Extracted records:
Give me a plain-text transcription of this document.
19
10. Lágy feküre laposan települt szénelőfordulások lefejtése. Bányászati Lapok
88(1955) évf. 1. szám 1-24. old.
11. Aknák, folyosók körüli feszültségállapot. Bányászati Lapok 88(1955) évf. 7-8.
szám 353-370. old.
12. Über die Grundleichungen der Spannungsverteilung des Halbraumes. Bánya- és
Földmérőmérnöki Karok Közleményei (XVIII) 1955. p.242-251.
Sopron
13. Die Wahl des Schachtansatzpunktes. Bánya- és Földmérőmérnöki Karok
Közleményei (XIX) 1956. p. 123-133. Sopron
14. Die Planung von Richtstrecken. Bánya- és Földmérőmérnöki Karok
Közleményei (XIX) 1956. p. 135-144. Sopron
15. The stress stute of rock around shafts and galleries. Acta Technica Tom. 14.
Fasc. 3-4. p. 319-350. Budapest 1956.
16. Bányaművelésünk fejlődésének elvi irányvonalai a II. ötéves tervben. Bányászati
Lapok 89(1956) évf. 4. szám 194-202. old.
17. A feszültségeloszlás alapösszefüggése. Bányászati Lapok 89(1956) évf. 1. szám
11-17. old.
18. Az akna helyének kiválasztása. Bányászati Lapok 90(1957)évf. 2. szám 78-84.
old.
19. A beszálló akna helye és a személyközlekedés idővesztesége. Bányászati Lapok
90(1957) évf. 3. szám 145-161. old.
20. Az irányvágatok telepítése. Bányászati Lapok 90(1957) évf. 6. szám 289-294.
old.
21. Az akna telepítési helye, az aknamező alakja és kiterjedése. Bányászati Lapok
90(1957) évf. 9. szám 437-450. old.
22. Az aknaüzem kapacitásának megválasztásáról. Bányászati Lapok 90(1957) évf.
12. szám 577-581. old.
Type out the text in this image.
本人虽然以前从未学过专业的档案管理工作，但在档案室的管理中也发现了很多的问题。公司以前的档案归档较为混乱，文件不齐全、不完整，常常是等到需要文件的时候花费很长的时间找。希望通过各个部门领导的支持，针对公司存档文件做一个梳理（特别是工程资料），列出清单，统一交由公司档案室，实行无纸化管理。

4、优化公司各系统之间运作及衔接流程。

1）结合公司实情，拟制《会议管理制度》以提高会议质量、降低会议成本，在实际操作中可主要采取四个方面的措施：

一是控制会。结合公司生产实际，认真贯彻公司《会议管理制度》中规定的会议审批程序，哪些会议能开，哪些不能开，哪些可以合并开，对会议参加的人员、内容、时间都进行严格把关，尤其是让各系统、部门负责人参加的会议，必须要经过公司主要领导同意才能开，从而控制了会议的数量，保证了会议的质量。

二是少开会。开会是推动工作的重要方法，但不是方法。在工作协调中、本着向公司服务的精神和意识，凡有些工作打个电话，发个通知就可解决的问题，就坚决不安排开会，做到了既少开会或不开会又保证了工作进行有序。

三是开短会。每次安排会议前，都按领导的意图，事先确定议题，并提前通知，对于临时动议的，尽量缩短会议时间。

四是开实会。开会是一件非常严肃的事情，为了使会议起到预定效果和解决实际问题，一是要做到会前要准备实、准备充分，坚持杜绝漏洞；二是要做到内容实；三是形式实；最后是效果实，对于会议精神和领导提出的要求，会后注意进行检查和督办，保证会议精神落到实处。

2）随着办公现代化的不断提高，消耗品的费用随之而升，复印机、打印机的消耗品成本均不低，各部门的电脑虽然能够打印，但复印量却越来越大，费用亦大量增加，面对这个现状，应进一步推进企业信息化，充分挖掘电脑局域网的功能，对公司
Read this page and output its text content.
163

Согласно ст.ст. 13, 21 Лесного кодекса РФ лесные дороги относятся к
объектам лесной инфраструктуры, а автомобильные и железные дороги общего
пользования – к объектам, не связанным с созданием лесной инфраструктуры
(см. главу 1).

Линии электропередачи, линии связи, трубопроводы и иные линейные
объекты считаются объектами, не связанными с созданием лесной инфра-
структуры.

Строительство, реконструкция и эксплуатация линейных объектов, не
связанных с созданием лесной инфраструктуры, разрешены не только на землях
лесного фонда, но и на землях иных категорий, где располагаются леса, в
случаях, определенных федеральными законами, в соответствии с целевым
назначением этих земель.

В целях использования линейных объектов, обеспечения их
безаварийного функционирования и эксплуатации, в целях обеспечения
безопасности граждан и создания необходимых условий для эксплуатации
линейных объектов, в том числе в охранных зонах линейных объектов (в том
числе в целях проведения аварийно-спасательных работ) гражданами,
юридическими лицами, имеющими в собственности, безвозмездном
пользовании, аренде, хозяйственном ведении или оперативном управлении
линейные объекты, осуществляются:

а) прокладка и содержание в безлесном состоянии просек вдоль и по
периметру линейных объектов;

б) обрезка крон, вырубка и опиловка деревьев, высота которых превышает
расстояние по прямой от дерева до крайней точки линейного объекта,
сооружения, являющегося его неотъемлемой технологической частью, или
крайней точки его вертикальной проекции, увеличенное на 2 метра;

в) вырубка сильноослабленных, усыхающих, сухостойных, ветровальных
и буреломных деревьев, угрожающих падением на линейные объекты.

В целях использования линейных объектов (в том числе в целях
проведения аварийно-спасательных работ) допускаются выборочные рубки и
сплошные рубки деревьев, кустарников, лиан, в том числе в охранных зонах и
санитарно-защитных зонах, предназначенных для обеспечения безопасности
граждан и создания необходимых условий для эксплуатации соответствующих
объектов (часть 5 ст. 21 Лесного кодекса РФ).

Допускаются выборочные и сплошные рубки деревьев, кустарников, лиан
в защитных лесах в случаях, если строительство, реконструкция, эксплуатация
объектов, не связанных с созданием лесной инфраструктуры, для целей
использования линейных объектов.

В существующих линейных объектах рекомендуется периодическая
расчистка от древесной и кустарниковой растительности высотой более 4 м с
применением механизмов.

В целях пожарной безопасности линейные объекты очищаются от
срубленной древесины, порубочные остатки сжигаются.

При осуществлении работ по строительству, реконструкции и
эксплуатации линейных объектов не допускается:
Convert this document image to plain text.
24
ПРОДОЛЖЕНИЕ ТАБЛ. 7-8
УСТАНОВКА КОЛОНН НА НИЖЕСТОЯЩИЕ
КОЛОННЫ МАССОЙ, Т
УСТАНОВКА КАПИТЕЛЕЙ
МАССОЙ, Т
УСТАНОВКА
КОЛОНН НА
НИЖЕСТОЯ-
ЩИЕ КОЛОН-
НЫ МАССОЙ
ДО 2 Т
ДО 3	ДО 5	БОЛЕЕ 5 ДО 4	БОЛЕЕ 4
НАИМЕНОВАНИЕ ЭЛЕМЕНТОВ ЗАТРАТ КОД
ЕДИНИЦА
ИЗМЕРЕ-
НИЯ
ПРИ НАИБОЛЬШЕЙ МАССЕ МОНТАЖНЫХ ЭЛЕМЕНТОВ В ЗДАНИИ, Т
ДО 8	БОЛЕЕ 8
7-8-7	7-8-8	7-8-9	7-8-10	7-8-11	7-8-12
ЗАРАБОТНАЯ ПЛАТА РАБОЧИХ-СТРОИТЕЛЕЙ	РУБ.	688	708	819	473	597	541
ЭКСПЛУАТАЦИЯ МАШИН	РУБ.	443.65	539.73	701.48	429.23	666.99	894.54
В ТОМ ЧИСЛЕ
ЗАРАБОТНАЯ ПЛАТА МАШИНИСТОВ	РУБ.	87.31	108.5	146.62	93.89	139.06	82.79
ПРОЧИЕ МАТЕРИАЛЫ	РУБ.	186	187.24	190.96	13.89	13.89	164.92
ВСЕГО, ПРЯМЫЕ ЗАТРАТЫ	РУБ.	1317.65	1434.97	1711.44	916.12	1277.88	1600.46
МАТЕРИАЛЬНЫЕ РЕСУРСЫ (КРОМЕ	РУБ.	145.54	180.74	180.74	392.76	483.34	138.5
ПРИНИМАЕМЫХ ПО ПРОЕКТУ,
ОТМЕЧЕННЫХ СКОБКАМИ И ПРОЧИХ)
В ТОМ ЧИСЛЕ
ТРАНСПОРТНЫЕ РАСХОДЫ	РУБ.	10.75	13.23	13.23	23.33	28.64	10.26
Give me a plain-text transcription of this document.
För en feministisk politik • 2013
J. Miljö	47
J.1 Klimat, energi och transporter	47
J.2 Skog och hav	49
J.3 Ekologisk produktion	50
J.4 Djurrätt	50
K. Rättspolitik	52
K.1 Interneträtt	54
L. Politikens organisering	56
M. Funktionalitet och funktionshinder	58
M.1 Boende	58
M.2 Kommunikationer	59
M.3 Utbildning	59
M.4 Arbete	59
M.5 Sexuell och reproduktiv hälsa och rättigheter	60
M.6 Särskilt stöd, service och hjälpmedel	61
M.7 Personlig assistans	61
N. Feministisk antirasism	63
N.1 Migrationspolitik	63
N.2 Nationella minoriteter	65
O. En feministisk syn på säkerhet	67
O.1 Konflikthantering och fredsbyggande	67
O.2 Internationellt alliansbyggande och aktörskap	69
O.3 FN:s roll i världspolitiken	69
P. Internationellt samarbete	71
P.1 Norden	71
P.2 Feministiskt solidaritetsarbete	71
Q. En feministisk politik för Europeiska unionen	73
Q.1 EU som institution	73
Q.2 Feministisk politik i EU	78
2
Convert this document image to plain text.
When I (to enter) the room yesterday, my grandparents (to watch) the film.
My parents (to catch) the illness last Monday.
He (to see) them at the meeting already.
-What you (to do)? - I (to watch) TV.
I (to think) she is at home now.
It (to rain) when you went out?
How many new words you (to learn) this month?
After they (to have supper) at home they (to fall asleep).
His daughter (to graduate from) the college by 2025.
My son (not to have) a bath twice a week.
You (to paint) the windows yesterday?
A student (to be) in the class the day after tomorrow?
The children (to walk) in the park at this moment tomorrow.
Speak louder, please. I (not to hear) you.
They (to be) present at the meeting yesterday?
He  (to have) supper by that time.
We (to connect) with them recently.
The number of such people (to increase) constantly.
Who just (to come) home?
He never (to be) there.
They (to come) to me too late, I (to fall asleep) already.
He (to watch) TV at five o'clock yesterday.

- [Goal of the exercise] Copy each line containing the word "создания" from the data.

- [Result of the task]
безопасности граждан и создания необходимых условий для эксплуатации
граждан и создания необходимых условий для эксплуатации соответствующих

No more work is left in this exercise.